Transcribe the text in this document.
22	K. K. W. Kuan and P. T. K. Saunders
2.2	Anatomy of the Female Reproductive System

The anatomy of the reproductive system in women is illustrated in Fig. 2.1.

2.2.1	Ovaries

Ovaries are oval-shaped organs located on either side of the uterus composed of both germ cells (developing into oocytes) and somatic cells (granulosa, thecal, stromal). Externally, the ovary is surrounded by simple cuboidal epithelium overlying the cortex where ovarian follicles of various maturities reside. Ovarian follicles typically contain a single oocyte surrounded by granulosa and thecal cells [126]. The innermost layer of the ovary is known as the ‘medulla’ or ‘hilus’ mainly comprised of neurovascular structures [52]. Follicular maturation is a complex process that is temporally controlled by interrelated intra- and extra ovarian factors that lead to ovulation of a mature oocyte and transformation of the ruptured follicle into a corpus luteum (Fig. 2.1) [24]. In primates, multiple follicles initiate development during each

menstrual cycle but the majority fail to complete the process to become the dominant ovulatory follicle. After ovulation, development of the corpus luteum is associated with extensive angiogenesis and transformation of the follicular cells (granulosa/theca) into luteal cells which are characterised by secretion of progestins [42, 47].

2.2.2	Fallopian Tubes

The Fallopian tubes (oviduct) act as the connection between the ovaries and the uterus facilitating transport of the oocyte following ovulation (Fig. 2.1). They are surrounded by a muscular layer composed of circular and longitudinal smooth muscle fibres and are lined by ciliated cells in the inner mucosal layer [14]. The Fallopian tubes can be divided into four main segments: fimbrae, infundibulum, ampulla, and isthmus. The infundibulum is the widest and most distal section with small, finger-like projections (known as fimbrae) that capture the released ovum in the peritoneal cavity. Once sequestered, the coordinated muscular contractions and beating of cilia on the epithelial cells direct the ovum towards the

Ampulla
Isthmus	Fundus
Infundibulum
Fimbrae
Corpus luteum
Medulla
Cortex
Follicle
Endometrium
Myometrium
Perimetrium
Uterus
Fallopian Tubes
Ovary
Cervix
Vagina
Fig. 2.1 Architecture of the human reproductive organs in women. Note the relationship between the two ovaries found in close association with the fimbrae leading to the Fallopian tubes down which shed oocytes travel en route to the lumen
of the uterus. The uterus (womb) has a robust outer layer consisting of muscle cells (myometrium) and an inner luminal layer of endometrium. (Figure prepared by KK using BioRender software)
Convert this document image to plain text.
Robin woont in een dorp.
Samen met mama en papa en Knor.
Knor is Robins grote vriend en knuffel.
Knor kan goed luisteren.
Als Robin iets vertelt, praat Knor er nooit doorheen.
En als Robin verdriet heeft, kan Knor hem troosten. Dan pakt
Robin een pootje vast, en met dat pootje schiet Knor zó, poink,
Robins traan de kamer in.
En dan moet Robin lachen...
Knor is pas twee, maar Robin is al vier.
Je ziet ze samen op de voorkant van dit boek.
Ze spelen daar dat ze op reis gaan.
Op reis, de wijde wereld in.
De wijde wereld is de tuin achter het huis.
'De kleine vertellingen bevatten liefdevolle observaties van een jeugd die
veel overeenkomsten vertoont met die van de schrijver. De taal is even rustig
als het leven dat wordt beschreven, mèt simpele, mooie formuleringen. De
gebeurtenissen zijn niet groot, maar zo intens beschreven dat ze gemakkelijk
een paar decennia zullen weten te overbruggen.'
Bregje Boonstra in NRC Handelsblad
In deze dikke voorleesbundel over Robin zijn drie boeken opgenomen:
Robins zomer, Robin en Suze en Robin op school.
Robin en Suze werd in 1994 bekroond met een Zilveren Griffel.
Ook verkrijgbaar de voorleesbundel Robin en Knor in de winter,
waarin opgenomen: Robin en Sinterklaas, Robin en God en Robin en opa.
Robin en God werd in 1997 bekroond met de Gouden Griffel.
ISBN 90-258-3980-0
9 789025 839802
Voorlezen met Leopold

- _Exercise objective_
Please report every line in the entries above that holds the string "Suze".

- _Result for this task_
Robins zomer, Robin en Suze en Robin op school.
Robin en Suze werd in 1994 bekroond met een Zilveren Griffel.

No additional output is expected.